* _Your objective_
All records below must be retyped exactly.

* _Input_
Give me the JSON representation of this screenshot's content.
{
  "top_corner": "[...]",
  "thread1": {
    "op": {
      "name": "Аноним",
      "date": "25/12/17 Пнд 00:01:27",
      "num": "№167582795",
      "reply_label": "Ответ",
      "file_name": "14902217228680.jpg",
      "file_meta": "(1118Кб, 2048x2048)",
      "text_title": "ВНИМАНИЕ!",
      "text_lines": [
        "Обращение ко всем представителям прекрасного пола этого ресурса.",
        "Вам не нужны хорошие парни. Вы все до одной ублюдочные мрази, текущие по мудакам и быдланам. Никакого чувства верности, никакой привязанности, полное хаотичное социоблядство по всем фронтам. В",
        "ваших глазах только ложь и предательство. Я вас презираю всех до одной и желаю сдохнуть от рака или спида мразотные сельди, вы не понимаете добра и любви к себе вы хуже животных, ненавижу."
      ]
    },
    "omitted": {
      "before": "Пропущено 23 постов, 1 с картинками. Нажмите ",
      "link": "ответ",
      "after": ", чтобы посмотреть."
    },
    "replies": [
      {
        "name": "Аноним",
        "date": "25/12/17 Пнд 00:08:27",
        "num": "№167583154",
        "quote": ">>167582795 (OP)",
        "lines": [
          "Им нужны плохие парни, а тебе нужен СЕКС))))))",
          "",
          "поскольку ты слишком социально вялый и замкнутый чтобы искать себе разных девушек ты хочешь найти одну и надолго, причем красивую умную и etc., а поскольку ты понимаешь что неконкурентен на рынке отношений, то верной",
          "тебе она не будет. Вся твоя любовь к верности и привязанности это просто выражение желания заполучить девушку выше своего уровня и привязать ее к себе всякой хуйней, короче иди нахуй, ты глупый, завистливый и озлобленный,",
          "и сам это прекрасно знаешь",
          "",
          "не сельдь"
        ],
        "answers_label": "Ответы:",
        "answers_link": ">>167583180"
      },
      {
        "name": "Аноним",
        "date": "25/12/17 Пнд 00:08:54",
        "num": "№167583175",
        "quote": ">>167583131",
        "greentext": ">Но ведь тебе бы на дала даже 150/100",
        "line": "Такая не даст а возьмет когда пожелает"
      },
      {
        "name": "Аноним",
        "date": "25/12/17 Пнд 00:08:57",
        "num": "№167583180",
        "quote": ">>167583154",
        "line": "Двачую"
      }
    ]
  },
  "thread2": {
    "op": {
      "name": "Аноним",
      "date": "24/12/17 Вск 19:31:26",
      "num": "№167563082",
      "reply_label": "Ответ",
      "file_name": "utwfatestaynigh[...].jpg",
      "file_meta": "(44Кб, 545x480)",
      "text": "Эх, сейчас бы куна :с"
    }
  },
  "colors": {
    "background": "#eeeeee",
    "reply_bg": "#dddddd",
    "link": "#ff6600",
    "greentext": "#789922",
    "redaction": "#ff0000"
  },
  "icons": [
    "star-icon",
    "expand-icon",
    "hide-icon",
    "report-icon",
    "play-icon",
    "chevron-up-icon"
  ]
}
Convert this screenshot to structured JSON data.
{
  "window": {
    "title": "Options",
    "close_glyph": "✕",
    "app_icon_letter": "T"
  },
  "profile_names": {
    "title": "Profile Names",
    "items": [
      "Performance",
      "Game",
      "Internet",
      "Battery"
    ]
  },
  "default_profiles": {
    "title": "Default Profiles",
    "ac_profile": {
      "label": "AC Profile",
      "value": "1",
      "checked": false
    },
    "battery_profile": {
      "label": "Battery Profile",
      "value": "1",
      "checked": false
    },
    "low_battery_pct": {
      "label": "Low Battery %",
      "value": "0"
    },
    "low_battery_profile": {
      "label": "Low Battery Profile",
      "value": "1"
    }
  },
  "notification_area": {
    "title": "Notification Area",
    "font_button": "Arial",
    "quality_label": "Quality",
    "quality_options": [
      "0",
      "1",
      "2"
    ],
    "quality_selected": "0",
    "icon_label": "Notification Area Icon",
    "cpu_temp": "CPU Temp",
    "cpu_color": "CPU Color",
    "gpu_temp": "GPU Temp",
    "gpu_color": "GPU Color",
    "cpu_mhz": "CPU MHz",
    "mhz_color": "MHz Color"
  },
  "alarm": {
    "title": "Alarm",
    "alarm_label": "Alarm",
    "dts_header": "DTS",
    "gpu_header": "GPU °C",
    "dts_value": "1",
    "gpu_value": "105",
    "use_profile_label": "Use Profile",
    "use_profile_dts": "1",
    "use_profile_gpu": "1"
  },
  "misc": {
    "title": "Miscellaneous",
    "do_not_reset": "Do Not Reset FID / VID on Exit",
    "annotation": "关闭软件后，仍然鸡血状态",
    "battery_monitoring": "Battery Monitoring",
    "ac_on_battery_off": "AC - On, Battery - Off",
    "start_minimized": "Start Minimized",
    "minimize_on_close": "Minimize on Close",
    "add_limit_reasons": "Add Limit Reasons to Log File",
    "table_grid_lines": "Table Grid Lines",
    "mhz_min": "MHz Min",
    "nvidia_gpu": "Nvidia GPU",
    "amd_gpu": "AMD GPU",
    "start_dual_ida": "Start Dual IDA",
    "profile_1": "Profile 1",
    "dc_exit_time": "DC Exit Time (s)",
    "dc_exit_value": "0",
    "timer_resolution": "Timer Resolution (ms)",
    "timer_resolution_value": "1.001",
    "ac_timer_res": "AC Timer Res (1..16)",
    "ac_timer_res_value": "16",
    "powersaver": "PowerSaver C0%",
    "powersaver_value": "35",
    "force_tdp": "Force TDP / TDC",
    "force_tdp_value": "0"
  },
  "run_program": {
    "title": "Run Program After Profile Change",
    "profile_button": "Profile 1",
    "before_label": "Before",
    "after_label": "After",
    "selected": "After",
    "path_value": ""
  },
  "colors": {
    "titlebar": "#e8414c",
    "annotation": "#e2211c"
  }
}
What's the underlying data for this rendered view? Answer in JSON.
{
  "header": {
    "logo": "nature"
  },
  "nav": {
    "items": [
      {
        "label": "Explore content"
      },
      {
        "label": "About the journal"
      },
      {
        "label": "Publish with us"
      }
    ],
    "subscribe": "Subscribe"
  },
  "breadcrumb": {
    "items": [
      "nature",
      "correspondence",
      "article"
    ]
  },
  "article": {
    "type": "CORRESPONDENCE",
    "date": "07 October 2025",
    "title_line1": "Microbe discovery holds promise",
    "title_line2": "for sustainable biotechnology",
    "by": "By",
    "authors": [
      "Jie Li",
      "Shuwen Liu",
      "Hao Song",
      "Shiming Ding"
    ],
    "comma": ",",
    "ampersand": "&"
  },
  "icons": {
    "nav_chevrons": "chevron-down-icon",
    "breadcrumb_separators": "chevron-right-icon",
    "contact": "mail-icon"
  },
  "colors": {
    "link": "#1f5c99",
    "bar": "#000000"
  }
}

* _Result_
Give me the JSON representation of this screenshot's content.
{
  "top_corner": "[...]",
  "thread1": {
    "op": {
      "name": "Аноним",
      "date": "25/12/17 Пнд 00:01:27",
      "num": "№167582795",
      "reply_label": "Ответ",
      "file_name": "14902217228680.jpg",
      "file_meta": "(1118Кб, 2048x2048)",
      "text_title": "ВНИМАНИЕ!",
      "text_lines": [
        "Обращение ко всем представителям прекрасного пола этого ресурса.",
        "Вам не нужны хорошие парни. Вы все до одной ублюдочные мрази, текущие по мудакам и быдланам. Никакого чувства верности, никакой привязанности, полное хаотичное социоблядство по всем фронтам. В",
        "ваших глазах только ложь и предательство. Я вас презираю всех до одной и желаю сдохнуть от рака или спида мразотные сельди, вы не понимаете добра и любви к себе вы хуже животных, ненавижу."
      ]
    },
    "omitted": {
      "before": "Пропущено 23 постов, 1 с картинками. Нажмите ",
      "link": "ответ",
      "after": ", чтобы посмотреть."
    },
    "replies": [
      {
        "name": "Аноним",
        "date": "25/12/17 Пнд 00:08:27",
        "num": "№167583154",
        "quote": ">>167582795 (OP)",
        "lines": [
          "Им нужны плохие парни, а тебе нужен СЕКС))))))",
          "",
          "поскольку ты слишком социально вялый и замкнутый чтобы искать себе разных девушек ты хочешь найти одну и надолго, причем красивую умную и etc., а поскольку ты понимаешь что неконкурентен на рынке отношений, то верной",
          "тебе она не будет. Вся твоя любовь к верности и привязанности это просто выражение желания заполучить девушку выше своего уровня и привязать ее к себе всякой хуйней, короче иди нахуй, ты глупый, завистливый и озлобленный,",
          "и сам это прекрасно знаешь",
          "",
          "не сельдь"
        ],
        "answers_label": "Ответы:",
        "answers_link": ">>167583180"
      },
      {
        "name": "Аноним",
        "date": "25/12/17 Пнд 00:08:54",
        "num": "№167583175",
        "quote": ">>167583131",
        "greentext": ">Но ведь тебе бы на дала даже 150/100",
        "line": "Такая не даст а возьмет когда пожелает"
      },
      {
        "name": "Аноним",
        "date": "25/12/17 Пнд 00:08:57",
        "num": "№167583180",
        "quote": ">>167583154",
        "line": "Двачую"
      }
    ]
  },
  "thread2": {
    "op": {
      "name": "Аноним",
      "date": "24/12/17 Вск 19:31:26",
      "num": "№167563082",
      "reply_label": "Ответ",
      "file_name": "utwfatestaynigh[...].jpg",
      "file_meta": "(44Кб, 545x480)",
      "text": "Эх, сейчас бы куна :с"
    }
  },
  "colors": {
    "background": "#eeeeee",
    "reply_bg": "#dddddd",
    "link": "#ff6600",
    "greentext": "#789922",
    "redaction": "#ff0000"
  },
  "icons": [
    "star-icon",
    "expand-icon",
    "hide-icon",
    "report-icon",
    "play-icon",
    "chevron-up-icon"
  ]
}
Convert this screenshot to structured JSON data.
{
  "window": {
    "title": "Options",
    "close_glyph": "✕",
    "app_icon_letter": "T"
  },
  "profile_names": {
    "title": "Profile Names",
    "items": [
      "Performance",
      "Game",
      "Internet",
      "Battery"
    ]
  },
  "default_profiles": {
    "title": "Default Profiles",
    "ac_profile": {
      "label": "AC Profile",
      "value": "1",
      "checked": false
    },
    "battery_profile": {
      "label": "Battery Profile",
      "value": "1",
      "checked": false
    },
    "low_battery_pct": {
      "label": "Low Battery %",
      "value": "0"
    },
    "low_battery_profile": {
      "label": "Low Battery Profile",
      "value": "1"
    }
  },
  "notification_area": {
    "title": "Notification Area",
    "font_button": "Arial",
    "quality_label": "Quality",
    "quality_options": [
      "0",
      "1",
      "2"
    ],
    "quality_selected": "0",
    "icon_label": "Notification Area Icon",
    "cpu_temp": "CPU Temp",
    "cpu_color": "CPU Color",
    "gpu_temp": "GPU Temp",
    "gpu_color": "GPU Color",
    "cpu_mhz": "CPU MHz",
    "mhz_color": "MHz Color"
  },
  "alarm": {
    "title": "Alarm",
    "alarm_label": "Alarm",
    "dts_header": "DTS",
    "gpu_header": "GPU °C",
    "dts_value": "1",
    "gpu_value": "105",
    "use_profile_label": "Use Profile",
    "use_profile_dts": "1",
    "use_profile_gpu": "1"
  },
  "misc": {
    "title": "Miscellaneous",
    "do_not_reset": "Do Not Reset FID / VID on Exit",
    "annotation": "关闭软件后，仍然鸡血状态",
    "battery_monitoring": "Battery Monitoring",
    "ac_on_battery_off": "AC - On, Battery - Off",
    "start_minimized": "Start Minimized",
    "minimize_on_close": "Minimize on Close",
    "add_limit_reasons": "Add Limit Reasons to Log File",
    "table_grid_lines": "Table Grid Lines",
    "mhz_min": "MHz Min",
    "nvidia_gpu": "Nvidia GPU",
    "amd_gpu": "AMD GPU",
    "start_dual_ida": "Start Dual IDA",
    "profile_1": "Profile 1",
    "dc_exit_time": "DC Exit Time (s)",
    "dc_exit_value": "0",
    "timer_resolution": "Timer Resolution (ms)",
    "timer_resolution_value": "1.001",
    "ac_timer_res": "AC Timer Res (1..16)",
    "ac_timer_res_value": "16",
    "powersaver": "PowerSaver C0%",
    "powersaver_value": "35",
    "force_tdp": "Force TDP / TDC",
    "force_tdp_value": "0"
  },
  "run_program": {
    "title": "Run Program After Profile Change",
    "profile_button": "Profile 1",
    "before_label": "Before",
    "after_label": "After",
    "selected": "After",
    "path_value": ""
  },
  "colors": {
    "titlebar": "#e8414c",
    "annotation": "#e2211c"
  }
}
What's the underlying data for this rendered view? Answer in JSON.
{
  "header": {
    "logo": "nature"
  },
  "nav": {
    "items": [
      {
        "label": "Explore content"
      },
      {
        "label": "About the journal"
      },
      {
        "label": "Publish with us"
      }
    ],
    "subscribe": "Subscribe"
  },
  "breadcrumb": {
    "items": [
      "nature",
      "correspondence",
      "article"
    ]
  },
  "article": {
    "type": "CORRESPONDENCE",
    "date": "07 October 2025",
    "title_line1": "Microbe discovery holds promise",
    "title_line2": "for sustainable biotechnology",
    "by": "By",
    "authors": [
      "Jie Li",
      "Shuwen Liu",
      "Hao Song",
      "Shiming Ding"
    ],
    "comma": ",",
    "ampersand": "&"
  },
  "icons": {
    "nav_chevrons": "chevron-down-icon",
    "breadcrumb_separators": "chevron-right-icon",
    "contact": "mail-icon"
  },
  "colors": {
    "link": "#1f5c99",
    "bar": "#000000"
  }
}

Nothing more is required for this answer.